#### Task statement
Rewrite the listing below, replacing "positions" with "locations" and leaving everything else unchanged. Omit the pictures from your answer.

#### Recorded data
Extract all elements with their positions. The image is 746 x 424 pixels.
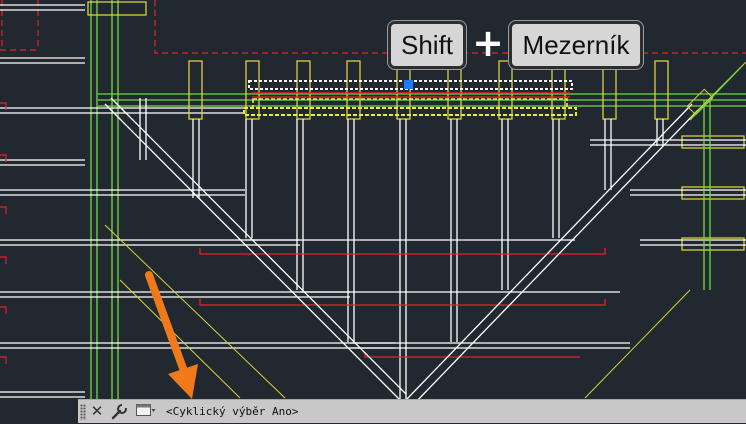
drag-grip-icon[interactable] bbox=[80, 404, 86, 420]
diagonal-braces bbox=[104, 97, 699, 407]
left-white-members bbox=[0, 4, 85, 398]
left-red-markers bbox=[0, 102, 7, 364]
plus-sign: + bbox=[472, 21, 504, 65]
selection-grip bbox=[404, 80, 413, 89]
spacebar-key: Mezerník bbox=[509, 21, 643, 69]
command-line-text[interactable]: <Cyklický výběr Ano> bbox=[166, 400, 298, 424]
command-line-bar[interactable]: ✕ <Cyklický výběr Ano> bbox=[78, 399, 746, 423]
close-icon[interactable]: ✕ bbox=[89, 401, 105, 421]
command-prompt-icon[interactable] bbox=[136, 404, 156, 418]
shift-key: Shift bbox=[388, 21, 466, 69]
wrench-icon[interactable] bbox=[110, 402, 128, 422]
horizontal-bands bbox=[245, 139, 746, 349]
red-horizontal-lines bbox=[199, 248, 606, 358]
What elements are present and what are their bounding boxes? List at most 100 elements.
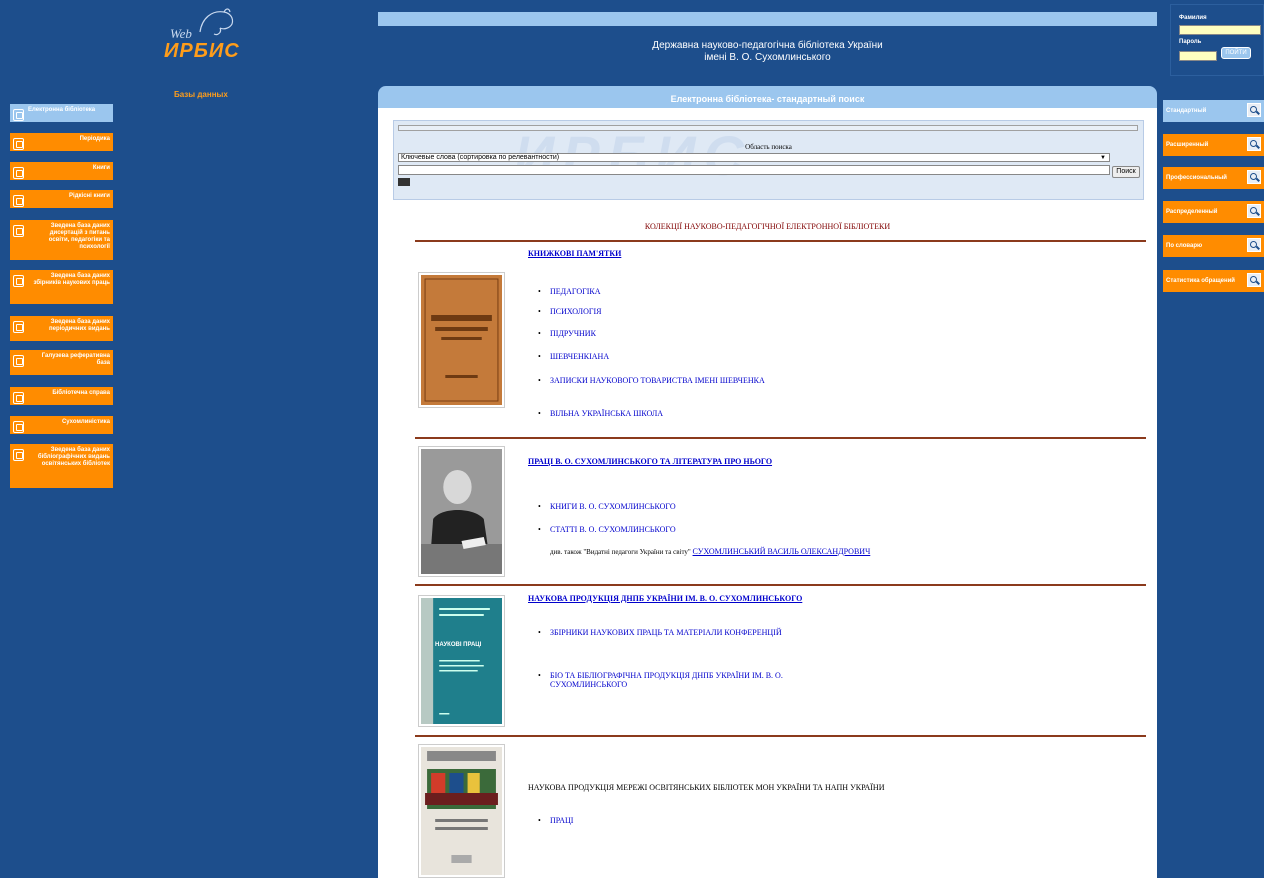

#### Task output
Extract all elements with their locations. The image is 746 x 424 pixels.
drag-grip-icon[interactable] bbox=[80, 404, 86, 420]
diagonal-braces bbox=[104, 97, 699, 407]
left-white-members bbox=[0, 4, 85, 398]
left-red-markers bbox=[0, 102, 7, 364]
plus-sign: + bbox=[472, 21, 504, 65]
selection-grip bbox=[404, 80, 413, 89]
spacebar-key: Mezerník bbox=[509, 21, 643, 69]
command-line-text[interactable]: <Cyklický výběr Ano> bbox=[166, 400, 298, 424]
command-line-bar[interactable]: ✕ <Cyklický výběr Ano> bbox=[78, 399, 746, 423]
close-icon[interactable]: ✕ bbox=[89, 401, 105, 421]
command-prompt-icon[interactable] bbox=[136, 404, 156, 418]
shift-key: Shift bbox=[388, 21, 466, 69]
wrench-icon[interactable] bbox=[110, 402, 128, 422]
horizontal-bands bbox=[245, 139, 746, 349]
red-horizontal-lines bbox=[199, 248, 606, 358]
What elements are present and what are their bounding boxes? List at most 100 elements.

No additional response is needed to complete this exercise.